Required action:
Track down every line below that holds "text" and copy it.

Source data:

───

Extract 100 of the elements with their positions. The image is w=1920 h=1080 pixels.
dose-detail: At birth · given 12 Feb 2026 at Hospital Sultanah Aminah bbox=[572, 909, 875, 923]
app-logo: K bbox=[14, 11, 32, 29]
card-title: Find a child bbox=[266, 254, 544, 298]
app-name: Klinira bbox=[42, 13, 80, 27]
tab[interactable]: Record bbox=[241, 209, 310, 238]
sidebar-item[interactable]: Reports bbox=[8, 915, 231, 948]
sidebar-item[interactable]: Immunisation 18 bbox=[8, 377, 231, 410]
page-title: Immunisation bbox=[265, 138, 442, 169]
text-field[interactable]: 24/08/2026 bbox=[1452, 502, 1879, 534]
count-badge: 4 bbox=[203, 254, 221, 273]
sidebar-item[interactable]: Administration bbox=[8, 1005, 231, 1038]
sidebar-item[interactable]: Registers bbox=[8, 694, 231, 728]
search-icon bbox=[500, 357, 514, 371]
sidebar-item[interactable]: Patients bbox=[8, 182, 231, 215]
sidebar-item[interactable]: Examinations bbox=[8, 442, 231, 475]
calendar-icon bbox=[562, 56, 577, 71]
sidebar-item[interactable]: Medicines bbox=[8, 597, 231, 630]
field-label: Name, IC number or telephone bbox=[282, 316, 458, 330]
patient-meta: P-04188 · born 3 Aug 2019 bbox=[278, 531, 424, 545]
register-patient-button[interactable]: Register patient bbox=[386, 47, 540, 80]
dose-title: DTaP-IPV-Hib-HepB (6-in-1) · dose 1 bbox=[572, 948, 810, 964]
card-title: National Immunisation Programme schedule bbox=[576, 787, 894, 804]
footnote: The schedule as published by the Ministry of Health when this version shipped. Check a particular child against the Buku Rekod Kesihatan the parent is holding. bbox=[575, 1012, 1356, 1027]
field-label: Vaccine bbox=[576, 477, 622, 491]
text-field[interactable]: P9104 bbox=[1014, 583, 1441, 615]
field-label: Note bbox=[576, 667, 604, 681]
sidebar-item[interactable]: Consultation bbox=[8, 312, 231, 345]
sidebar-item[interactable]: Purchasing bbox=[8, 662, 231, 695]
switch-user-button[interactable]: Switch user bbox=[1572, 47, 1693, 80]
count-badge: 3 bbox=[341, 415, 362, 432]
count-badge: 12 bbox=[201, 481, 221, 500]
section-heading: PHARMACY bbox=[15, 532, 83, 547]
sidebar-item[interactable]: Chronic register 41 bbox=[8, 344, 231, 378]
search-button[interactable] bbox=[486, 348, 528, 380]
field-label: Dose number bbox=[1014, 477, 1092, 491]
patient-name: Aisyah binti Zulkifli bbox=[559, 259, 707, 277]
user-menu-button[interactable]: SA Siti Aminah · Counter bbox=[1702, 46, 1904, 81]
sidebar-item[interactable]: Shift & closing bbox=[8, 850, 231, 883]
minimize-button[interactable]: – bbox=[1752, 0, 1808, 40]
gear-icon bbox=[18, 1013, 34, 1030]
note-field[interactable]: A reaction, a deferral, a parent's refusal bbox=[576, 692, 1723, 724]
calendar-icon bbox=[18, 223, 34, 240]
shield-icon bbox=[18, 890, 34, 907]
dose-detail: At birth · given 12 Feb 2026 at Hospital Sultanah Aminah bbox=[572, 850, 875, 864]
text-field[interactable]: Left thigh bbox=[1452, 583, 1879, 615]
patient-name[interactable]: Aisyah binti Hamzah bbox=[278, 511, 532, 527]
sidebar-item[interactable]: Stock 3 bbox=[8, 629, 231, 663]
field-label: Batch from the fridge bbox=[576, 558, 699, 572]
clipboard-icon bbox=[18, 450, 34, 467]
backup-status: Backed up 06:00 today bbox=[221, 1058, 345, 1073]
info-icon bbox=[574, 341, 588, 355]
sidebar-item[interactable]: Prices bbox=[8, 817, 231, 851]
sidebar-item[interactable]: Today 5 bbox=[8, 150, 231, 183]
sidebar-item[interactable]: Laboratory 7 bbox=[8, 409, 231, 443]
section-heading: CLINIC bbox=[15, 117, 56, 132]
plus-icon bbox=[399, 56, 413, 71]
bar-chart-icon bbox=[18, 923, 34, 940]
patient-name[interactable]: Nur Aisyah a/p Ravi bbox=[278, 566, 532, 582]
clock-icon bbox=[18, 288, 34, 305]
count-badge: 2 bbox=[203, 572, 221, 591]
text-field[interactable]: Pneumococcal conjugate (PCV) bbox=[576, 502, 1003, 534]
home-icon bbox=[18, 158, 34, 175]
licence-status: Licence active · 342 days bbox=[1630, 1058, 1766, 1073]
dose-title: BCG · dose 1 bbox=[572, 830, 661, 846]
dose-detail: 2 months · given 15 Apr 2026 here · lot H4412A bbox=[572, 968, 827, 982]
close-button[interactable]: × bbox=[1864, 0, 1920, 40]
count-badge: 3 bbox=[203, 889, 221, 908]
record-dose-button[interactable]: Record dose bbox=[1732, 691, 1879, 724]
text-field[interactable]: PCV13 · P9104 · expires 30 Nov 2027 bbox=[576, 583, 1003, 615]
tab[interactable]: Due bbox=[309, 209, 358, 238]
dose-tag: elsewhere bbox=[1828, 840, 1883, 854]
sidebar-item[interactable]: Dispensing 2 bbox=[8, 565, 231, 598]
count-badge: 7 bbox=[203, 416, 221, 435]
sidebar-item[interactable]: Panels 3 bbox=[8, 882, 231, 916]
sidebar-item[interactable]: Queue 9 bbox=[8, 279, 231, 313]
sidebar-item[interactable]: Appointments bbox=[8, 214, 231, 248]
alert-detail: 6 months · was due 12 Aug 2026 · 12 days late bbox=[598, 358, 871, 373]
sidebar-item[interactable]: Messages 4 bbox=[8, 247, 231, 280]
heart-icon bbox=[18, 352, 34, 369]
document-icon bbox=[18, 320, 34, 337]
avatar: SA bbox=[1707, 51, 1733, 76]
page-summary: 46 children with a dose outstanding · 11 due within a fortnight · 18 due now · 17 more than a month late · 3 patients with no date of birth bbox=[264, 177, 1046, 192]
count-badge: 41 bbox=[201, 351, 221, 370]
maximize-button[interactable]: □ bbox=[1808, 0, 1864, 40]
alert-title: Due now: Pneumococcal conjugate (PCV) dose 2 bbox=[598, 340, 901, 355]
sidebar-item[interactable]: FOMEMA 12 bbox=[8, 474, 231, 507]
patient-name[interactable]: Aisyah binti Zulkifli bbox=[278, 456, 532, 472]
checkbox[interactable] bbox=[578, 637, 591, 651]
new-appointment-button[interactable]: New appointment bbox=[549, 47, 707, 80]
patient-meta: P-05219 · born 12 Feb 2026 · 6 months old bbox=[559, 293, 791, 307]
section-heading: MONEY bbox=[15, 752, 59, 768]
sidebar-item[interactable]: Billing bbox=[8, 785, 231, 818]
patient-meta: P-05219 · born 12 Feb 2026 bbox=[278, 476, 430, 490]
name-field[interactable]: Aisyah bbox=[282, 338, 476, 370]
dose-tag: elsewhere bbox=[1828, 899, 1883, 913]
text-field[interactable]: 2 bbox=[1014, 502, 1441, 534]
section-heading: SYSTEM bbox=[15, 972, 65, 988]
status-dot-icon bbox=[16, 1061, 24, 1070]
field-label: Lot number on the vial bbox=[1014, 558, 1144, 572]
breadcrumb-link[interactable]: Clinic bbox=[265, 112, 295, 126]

───

Answer box:
text-field[interactable]: 24/08/2026 bbox=[1452, 502, 1879, 534]
text-field[interactable]: P9104 bbox=[1014, 583, 1441, 615]
text-field[interactable]: Left thigh bbox=[1452, 583, 1879, 615]
text-field[interactable]: Pneumococcal conjugate (PCV) bbox=[576, 502, 1003, 534]
text-field[interactable]: PCV13 · P9104 · expires 30 Nov 2027 bbox=[576, 583, 1003, 615]
text-field[interactable]: 2 bbox=[1014, 502, 1441, 534]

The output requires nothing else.